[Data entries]
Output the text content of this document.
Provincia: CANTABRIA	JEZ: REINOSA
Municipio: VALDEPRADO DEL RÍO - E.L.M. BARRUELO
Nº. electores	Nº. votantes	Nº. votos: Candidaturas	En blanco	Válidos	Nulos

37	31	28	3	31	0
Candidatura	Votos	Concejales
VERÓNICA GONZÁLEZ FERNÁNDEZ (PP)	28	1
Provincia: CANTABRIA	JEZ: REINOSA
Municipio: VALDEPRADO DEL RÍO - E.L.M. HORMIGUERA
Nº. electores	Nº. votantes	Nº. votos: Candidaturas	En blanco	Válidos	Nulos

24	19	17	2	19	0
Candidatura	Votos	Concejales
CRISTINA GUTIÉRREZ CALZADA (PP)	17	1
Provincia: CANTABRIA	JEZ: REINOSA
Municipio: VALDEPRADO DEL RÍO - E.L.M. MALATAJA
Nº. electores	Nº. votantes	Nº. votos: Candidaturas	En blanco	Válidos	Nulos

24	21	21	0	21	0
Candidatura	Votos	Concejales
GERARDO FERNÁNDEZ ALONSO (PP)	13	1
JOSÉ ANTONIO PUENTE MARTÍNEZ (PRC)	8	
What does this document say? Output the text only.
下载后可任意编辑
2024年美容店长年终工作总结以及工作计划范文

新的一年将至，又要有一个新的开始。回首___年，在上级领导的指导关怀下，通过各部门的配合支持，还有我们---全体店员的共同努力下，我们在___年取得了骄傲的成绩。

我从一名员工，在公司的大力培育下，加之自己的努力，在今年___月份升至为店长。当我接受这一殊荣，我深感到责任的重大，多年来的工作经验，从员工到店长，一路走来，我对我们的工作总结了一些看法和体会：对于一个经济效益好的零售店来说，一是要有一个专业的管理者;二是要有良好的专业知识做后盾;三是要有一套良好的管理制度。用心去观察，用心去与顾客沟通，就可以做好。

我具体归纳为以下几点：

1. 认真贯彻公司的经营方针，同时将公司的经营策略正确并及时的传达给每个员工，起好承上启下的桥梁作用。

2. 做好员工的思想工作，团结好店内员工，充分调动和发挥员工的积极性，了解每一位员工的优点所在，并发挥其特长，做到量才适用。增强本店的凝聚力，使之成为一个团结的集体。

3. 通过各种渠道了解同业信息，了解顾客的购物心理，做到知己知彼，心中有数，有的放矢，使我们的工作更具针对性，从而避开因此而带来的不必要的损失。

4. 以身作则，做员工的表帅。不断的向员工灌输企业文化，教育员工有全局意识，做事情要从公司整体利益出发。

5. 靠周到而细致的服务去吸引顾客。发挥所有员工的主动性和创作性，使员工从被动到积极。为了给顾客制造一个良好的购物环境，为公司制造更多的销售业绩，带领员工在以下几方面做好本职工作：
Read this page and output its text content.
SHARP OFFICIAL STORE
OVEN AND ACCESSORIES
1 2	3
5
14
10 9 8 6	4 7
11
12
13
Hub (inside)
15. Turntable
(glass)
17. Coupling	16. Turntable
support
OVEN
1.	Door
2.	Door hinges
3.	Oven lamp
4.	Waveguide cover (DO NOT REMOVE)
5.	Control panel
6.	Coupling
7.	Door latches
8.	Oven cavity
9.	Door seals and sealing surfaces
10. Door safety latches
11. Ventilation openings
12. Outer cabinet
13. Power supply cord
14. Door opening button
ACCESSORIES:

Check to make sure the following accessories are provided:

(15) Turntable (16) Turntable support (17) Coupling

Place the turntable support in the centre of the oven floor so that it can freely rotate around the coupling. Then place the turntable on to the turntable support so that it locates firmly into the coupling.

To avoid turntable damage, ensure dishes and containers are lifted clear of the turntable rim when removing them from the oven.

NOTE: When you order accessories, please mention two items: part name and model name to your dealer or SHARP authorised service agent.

## DIRECTIONS FOR THIS TASK
Copy every line in the entries above that has the string "Door" in it.

## TASK OUTPUT
1.	Door
2.	Door hinges
7.	Door latches
9.	Door seals and sealing surfaces
10. Door safety latches
14. Door opening button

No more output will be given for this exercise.